[Stored data entries]
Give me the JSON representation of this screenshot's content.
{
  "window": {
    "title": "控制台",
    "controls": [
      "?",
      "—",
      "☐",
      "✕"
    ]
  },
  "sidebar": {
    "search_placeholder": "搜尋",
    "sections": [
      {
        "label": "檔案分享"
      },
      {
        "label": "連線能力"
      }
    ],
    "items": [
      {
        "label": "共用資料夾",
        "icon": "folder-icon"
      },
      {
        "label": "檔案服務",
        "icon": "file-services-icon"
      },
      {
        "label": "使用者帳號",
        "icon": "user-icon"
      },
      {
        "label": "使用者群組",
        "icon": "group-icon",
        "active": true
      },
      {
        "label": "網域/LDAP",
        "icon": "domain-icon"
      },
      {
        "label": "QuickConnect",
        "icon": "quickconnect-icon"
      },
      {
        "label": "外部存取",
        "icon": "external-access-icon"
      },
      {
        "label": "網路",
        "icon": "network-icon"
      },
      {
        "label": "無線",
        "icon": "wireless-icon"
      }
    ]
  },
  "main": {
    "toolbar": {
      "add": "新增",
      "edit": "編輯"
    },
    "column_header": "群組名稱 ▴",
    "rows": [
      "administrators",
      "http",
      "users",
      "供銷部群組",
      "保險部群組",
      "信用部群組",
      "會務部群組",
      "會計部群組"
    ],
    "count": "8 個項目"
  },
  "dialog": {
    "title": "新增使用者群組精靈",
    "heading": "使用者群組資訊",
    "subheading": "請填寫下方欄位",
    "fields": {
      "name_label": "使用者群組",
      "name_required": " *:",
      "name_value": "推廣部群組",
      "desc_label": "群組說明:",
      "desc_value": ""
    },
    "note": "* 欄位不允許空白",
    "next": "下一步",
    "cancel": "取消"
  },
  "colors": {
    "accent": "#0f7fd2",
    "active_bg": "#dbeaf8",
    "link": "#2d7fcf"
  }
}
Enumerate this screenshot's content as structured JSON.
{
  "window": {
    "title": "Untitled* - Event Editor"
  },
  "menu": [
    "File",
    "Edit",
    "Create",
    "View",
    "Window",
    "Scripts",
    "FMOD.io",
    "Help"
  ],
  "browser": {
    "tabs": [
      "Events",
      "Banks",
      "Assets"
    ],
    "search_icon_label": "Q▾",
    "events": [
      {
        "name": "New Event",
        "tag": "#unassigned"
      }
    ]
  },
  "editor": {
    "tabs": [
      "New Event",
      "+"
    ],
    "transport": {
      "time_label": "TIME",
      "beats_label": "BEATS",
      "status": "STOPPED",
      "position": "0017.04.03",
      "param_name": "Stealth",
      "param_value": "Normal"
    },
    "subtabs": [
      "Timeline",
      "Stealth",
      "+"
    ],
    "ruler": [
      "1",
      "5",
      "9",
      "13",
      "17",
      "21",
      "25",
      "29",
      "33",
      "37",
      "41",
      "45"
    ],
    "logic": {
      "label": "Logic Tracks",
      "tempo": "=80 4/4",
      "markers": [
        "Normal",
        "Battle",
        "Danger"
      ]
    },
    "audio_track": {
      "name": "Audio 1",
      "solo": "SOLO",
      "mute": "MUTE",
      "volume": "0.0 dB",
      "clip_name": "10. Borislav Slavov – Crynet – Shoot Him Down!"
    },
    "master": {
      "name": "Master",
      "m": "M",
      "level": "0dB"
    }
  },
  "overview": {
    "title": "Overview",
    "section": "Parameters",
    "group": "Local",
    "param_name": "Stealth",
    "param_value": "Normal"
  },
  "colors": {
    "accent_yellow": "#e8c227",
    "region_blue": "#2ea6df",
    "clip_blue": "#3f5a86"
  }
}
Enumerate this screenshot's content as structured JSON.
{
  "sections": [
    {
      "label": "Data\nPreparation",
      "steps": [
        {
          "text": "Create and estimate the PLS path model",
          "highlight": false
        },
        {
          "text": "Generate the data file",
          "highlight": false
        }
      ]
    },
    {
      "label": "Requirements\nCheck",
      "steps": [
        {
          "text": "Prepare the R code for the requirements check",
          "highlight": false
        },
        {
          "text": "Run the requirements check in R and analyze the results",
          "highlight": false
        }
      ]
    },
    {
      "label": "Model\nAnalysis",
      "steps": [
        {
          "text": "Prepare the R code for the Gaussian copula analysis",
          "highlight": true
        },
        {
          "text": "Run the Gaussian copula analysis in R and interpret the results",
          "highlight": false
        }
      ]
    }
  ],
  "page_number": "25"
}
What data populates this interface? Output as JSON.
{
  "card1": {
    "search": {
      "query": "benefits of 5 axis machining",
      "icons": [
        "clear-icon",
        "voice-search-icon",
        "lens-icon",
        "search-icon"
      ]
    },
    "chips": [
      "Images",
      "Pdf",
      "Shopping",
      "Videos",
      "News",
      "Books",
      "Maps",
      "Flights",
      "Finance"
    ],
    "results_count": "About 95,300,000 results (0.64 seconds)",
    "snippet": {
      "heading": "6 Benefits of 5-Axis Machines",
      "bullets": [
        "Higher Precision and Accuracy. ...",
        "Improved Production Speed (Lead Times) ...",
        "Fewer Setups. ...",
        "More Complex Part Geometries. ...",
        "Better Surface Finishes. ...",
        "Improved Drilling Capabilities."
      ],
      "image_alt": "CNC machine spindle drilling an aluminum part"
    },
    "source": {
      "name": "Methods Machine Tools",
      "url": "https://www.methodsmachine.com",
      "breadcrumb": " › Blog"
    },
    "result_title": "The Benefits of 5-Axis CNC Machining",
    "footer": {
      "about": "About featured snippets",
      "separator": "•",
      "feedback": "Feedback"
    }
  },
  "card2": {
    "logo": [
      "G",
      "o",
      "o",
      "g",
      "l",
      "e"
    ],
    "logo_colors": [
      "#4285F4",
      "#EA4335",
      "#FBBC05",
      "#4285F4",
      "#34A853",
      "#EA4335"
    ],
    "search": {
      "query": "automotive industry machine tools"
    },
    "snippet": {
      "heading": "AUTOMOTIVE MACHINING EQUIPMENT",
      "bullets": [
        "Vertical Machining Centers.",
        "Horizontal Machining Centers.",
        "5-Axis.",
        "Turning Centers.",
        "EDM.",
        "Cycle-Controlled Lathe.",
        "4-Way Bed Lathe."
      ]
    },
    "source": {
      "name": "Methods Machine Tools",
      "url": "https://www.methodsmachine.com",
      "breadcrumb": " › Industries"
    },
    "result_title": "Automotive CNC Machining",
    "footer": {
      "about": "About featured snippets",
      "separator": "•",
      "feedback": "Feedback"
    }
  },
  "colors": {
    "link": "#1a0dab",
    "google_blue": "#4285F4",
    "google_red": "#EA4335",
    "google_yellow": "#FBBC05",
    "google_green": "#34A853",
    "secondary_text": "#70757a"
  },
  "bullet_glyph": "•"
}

_Task_
Return the material in full, exactly as shown.

_Response for this exercise_
Give me the JSON representation of this screenshot's content.
{
  "window": {
    "title": "控制台",
    "controls": [
      "?",
      "—",
      "☐",
      "✕"
    ]
  },
  "sidebar": {
    "search_placeholder": "搜尋",
    "sections": [
      {
        "label": "檔案分享"
      },
      {
        "label": "連線能力"
      }
    ],
    "items": [
      {
        "label": "共用資料夾",
        "icon": "folder-icon"
      },
      {
        "label": "檔案服務",
        "icon": "file-services-icon"
      },
      {
        "label": "使用者帳號",
        "icon": "user-icon"
      },
      {
        "label": "使用者群組",
        "icon": "group-icon",
        "active": true
      },
      {
        "label": "網域/LDAP",
        "icon": "domain-icon"
      },
      {
        "label": "QuickConnect",
        "icon": "quickconnect-icon"
      },
      {
        "label": "外部存取",
        "icon": "external-access-icon"
      },
      {
        "label": "網路",
        "icon": "network-icon"
      },
      {
        "label": "無線",
        "icon": "wireless-icon"
      }
    ]
  },
  "main": {
    "toolbar": {
      "add": "新增",
      "edit": "編輯"
    },
    "column_header": "群組名稱 ▴",
    "rows": [
      "administrators",
      "http",
      "users",
      "供銷部群組",
      "保險部群組",
      "信用部群組",
      "會務部群組",
      "會計部群組"
    ],
    "count": "8 個項目"
  },
  "dialog": {
    "title": "新增使用者群組精靈",
    "heading": "使用者群組資訊",
    "subheading": "請填寫下方欄位",
    "fields": {
      "name_label": "使用者群組",
      "name_required": " *:",
      "name_value": "推廣部群組",
      "desc_label": "群組說明:",
      "desc_value": ""
    },
    "note": "* 欄位不允許空白",
    "next": "下一步",
    "cancel": "取消"
  },
  "colors": {
    "accent": "#0f7fd2",
    "active_bg": "#dbeaf8",
    "link": "#2d7fcf"
  }
}
Enumerate this screenshot's content as structured JSON.
{
  "window": {
    "title": "Untitled* - Event Editor"
  },
  "menu": [
    "File",
    "Edit",
    "Create",
    "View",
    "Window",
    "Scripts",
    "FMOD.io",
    "Help"
  ],
  "browser": {
    "tabs": [
      "Events",
      "Banks",
      "Assets"
    ],
    "search_icon_label": "Q▾",
    "events": [
      {
        "name": "New Event",
        "tag": "#unassigned"
      }
    ]
  },
  "editor": {
    "tabs": [
      "New Event",
      "+"
    ],
    "transport": {
      "time_label": "TIME",
      "beats_label": "BEATS",
      "status": "STOPPED",
      "position": "0017.04.03",
      "param_name": "Stealth",
      "param_value": "Normal"
    },
    "subtabs": [
      "Timeline",
      "Stealth",
      "+"
    ],
    "ruler": [
      "1",
      "5",
      "9",
      "13",
      "17",
      "21",
      "25",
      "29",
      "33",
      "37",
      "41",
      "45"
    ],
    "logic": {
      "label": "Logic Tracks",
      "tempo": "=80 4/4",
      "markers": [
        "Normal",
        "Battle",
        "Danger"
      ]
    },
    "audio_track": {
      "name": "Audio 1",
      "solo": "SOLO",
      "mute": "MUTE",
      "volume": "0.0 dB",
      "clip_name": "10. Borislav Slavov – Crynet – Shoot Him Down!"
    },
    "master": {
      "name": "Master",
      "m": "M",
      "level": "0dB"
    }
  },
  "overview": {
    "title": "Overview",
    "section": "Parameters",
    "group": "Local",
    "param_name": "Stealth",
    "param_value": "Normal"
  },
  "colors": {
    "accent_yellow": "#e8c227",
    "region_blue": "#2ea6df",
    "clip_blue": "#3f5a86"
  }
}
Enumerate this screenshot's content as structured JSON.
{
  "sections": [
    {
      "label": "Data\nPreparation",
      "steps": [
        {
          "text": "Create and estimate the PLS path model",
          "highlight": false
        },
        {
          "text": "Generate the data file",
          "highlight": false
        }
      ]
    },
    {
      "label": "Requirements\nCheck",
      "steps": [
        {
          "text": "Prepare the R code for the requirements check",
          "highlight": false
        },
        {
          "text": "Run the requirements check in R and analyze the results",
          "highlight": false
        }
      ]
    },
    {
      "label": "Model\nAnalysis",
      "steps": [
        {
          "text": "Prepare the R code for the Gaussian copula analysis",
          "highlight": true
        },
        {
          "text": "Run the Gaussian copula analysis in R and interpret the results",
          "highlight": false
        }
      ]
    }
  ],
  "page_number": "25"
}
What data populates this interface? Output as JSON.
{
  "card1": {
    "search": {
      "query": "benefits of 5 axis machining",
      "icons": [
        "clear-icon",
        "voice-search-icon",
        "lens-icon",
        "search-icon"
      ]
    },
    "chips": [
      "Images",
      "Pdf",
      "Shopping",
      "Videos",
      "News",
      "Books",
      "Maps",
      "Flights",
      "Finance"
    ],
    "results_count": "About 95,300,000 results (0.64 seconds)",
    "snippet": {
      "heading": "6 Benefits of 5-Axis Machines",
      "bullets": [
        "Higher Precision and Accuracy. ...",
        "Improved Production Speed (Lead Times) ...",
        "Fewer Setups. ...",
        "More Complex Part Geometries. ...",
        "Better Surface Finishes. ...",
        "Improved Drilling Capabilities."
      ],
      "image_alt": "CNC machine spindle drilling an aluminum part"
    },
    "source": {
      "name": "Methods Machine Tools",
      "url": "https://www.methodsmachine.com",
      "breadcrumb": " › Blog"
    },
    "result_title": "The Benefits of 5-Axis CNC Machining",
    "footer": {
      "about": "About featured snippets",
      "separator": "•",
      "feedback": "Feedback"
    }
  },
  "card2": {
    "logo": [
      "G",
      "o",
      "o",
      "g",
      "l",
      "e"
    ],
    "logo_colors": [
      "#4285F4",
      "#EA4335",
      "#FBBC05",
      "#4285F4",
      "#34A853",
      "#EA4335"
    ],
    "search": {
      "query": "automotive industry machine tools"
    },
    "snippet": {
      "heading": "AUTOMOTIVE MACHINING EQUIPMENT",
      "bullets": [
        "Vertical Machining Centers.",
        "Horizontal Machining Centers.",
        "5-Axis.",
        "Turning Centers.",
        "EDM.",
        "Cycle-Controlled Lathe.",
        "4-Way Bed Lathe."
      ]
    },
    "source": {
      "name": "Methods Machine Tools",
      "url": "https://www.methodsmachine.com",
      "breadcrumb": " › Industries"
    },
    "result_title": "Automotive CNC Machining",
    "footer": {
      "about": "About featured snippets",
      "separator": "•",
      "feedback": "Feedback"
    }
  },
  "colors": {
    "link": "#1a0dab",
    "google_blue": "#4285F4",
    "google_red": "#EA4335",
    "google_yellow": "#FBBC05",
    "google_green": "#34A853",
    "secondary_text": "#70757a"
  },
  "bullet_glyph": "•"
}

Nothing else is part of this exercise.